──────── DATA TO USE ────────

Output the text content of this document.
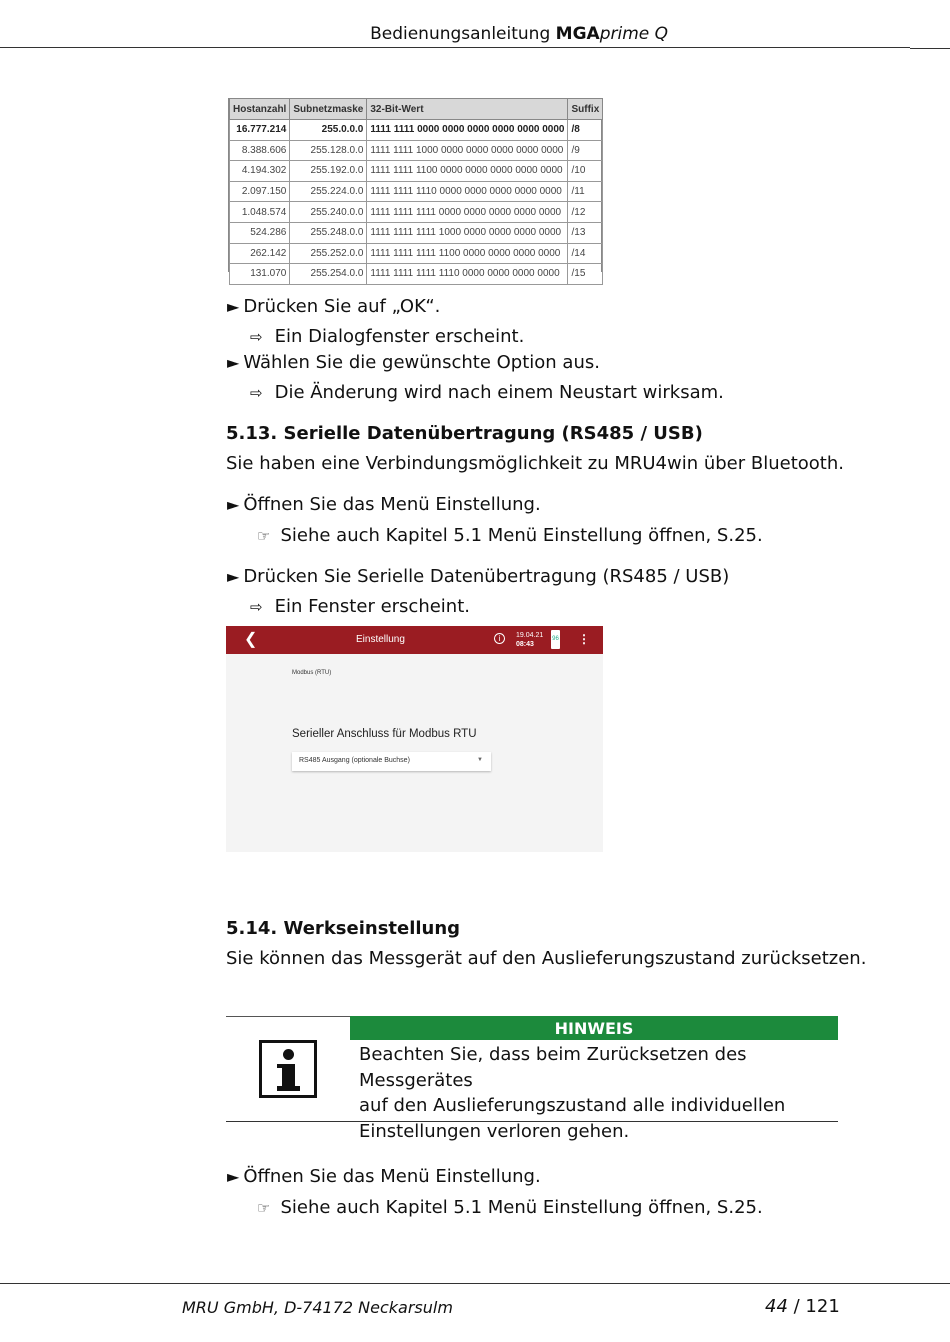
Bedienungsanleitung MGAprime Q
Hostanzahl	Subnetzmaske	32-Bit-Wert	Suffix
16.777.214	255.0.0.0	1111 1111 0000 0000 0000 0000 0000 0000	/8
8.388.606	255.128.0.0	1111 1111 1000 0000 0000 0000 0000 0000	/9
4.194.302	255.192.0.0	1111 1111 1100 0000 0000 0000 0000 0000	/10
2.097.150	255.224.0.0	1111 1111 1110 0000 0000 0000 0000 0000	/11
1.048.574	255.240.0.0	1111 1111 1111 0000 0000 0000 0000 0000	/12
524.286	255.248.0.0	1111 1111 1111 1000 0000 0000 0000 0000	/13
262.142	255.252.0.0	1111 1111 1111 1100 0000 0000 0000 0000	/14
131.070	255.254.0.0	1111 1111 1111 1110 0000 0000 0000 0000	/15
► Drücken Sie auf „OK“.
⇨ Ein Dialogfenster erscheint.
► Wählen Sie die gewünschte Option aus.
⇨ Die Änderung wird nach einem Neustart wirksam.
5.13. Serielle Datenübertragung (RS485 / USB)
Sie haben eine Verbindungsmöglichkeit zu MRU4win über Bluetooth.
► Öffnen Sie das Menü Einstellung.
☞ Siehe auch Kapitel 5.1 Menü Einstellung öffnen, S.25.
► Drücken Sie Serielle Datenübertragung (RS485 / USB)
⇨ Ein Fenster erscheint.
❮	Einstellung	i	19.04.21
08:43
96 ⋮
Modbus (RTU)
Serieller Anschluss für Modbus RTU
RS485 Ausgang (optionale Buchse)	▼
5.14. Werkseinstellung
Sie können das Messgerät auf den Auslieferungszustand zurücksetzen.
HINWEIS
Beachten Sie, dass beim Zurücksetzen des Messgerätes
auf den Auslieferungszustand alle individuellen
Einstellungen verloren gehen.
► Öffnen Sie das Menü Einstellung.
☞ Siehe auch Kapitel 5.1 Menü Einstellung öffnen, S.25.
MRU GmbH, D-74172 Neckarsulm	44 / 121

────────
──────── DATA TO USE ────────

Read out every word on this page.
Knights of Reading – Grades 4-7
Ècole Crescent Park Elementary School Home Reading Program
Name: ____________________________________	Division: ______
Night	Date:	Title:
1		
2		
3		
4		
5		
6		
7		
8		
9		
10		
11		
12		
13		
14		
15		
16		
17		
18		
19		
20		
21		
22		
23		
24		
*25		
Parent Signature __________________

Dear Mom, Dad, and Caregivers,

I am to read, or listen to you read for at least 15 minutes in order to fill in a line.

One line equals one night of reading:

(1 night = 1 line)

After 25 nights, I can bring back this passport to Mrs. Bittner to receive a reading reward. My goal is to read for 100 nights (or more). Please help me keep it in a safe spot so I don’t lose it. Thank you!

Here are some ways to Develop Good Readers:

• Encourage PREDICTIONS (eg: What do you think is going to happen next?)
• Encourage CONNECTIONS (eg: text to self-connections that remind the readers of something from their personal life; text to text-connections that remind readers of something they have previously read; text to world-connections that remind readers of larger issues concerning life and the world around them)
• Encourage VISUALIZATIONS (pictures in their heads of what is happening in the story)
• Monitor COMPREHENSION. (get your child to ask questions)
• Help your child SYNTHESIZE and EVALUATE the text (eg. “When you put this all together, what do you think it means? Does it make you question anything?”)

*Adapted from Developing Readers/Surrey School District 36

────────

=== EXERCISE INSTRUCTIONS ===
Gather up every line in the data above that contains the word "Auslieferungszustand", copying each one.

=== RESPONSE FOR THIS EXERCISE ===
Sie können das Messgerät auf den Auslieferungszustand zurücksetzen.
auf den Auslieferungszustand alle individuellen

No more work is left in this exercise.